THE REQUEST
Check each line of the entries below for the string "国际商学院教师"; copy every line where it appears.

╭─ RECORDS FOR THIS TASK

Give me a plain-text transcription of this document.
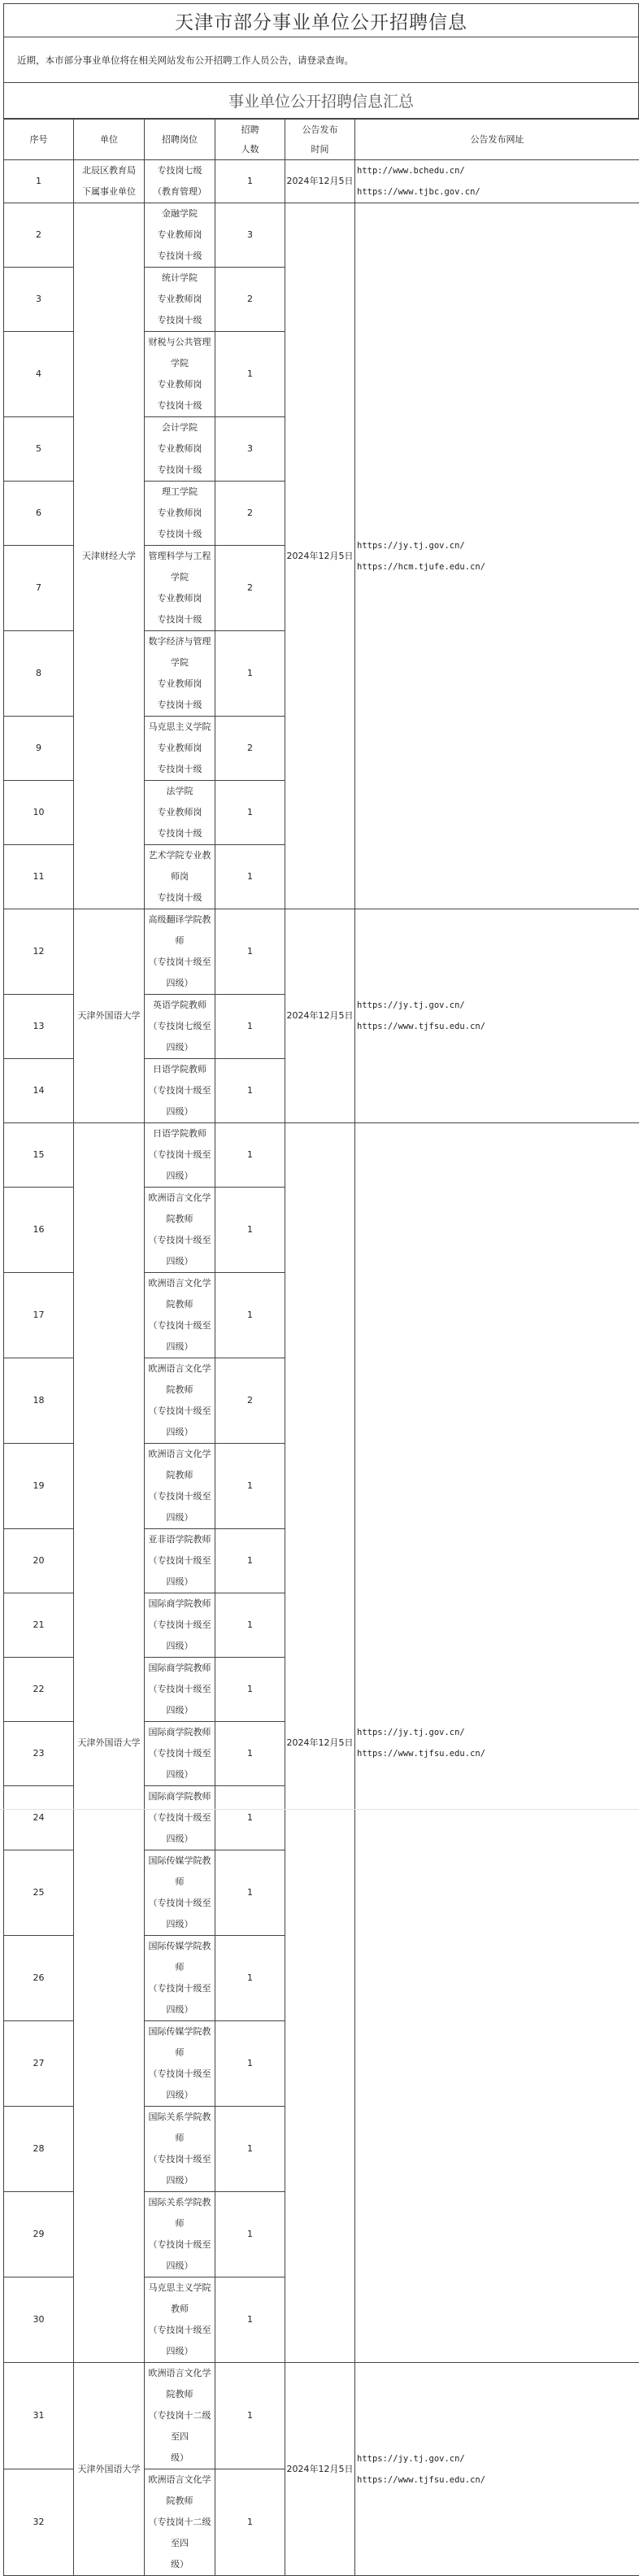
天津市部分事业单位公开招聘信息
近期，本市部分事业单位将在相关网站发布公开招聘工作人员公告，请登录查询。
事业单位公开招聘信息汇总
序号	单位	招聘岗位	招聘
人数	公告发布
时间	公告发布网址
1	北辰区教育局
下属事业单位	专技岗七级
（教育管理）	1	2024年12月5日	http://www.bchedu.cn/
https://www.tjbc.gov.cn/

2	天津财经大学	金融学院
专业教师岗
专技岗十级	3	2024年12月5日	https://jy.tj.gov.cn/
https://hcm.tjufe.edu.cn/

3		统计学院
专业教师岗
专技岗十级	2		
4		财税与公共管理学院
专业教师岗
专技岗十级	1		
5		会计学院
专业教师岗
专技岗十级	3		
6		理工学院
专业教师岗
专技岗十级	2		
7		管理科学与工程学院
专业教师岗
专技岗十级	2		
8		数字经济与管理学院
专业教师岗
专技岗十级	1		
9		马克思主义学院
专业教师岗
专技岗十级	2		
10		法学院
专业教师岗
专技岗十级	1		
11		艺术学院专业教师岗
专技岗十级	1		
12	天津外国语大学	高级翻译学院教师
（专技岗十级至四级）	1	2024年12月5日	https://jy.tj.gov.cn/
https://www.tjfsu.edu.cn/

13		英语学院教师
（专技岗七级至四级）	1		
14		日语学院教师
（专技岗十级至四级）	1		
15	天津外国语大学	日语学院教师
（专技岗十级至四级）	1	2024年12月5日	https://jy.tj.gov.cn/
https://www.tjfsu.edu.cn/

16		欧洲语言文化学院教师
（专技岗十级至四级）	1		
17		欧洲语言文化学院教师
（专技岗十级至四级）	1		
18		欧洲语言文化学院教师
（专技岗十级至四级）	2		
19		欧洲语言文化学院教师
（专技岗十级至四级）	1		
20		亚非语学院教师
（专技岗十级至四级）	1		
21		国际商学院教师
（专技岗十级至四级）	1		
22		国际商学院教师
（专技岗十级至四级）	1		
23		国际商学院教师
（专技岗十级至四级）	1		
24		国际商学院教师
（专技岗十级至四级）	1		
25		国际传媒学院教师
（专技岗十级至四级）	1		
26		国际传媒学院教师
（专技岗十级至四级）	1		
27		国际传媒学院教师
（专技岗十级至四级）	1		
28		国际关系学院教师
（专技岗十级至四级）	1		
29		国际关系学院教师
（专技岗十级至四级）	1		
30		马克思主义学院教师
（专技岗十级至四级）	1		
31	天津外国语大学	欧洲语言文化学院教师
（专技岗十二级至四
级）	1	2024年12月5日	https://jy.tj.gov.cn/
https://www.tjfsu.edu.cn/

32		欧洲语言文化学院教师
（专技岗十二级至四
级）	1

╰─

SOLUTION TO THE PROBLEM
21		国际商学院教师
22		国际商学院教师
23		国际商学院教师
24		国际商学院教师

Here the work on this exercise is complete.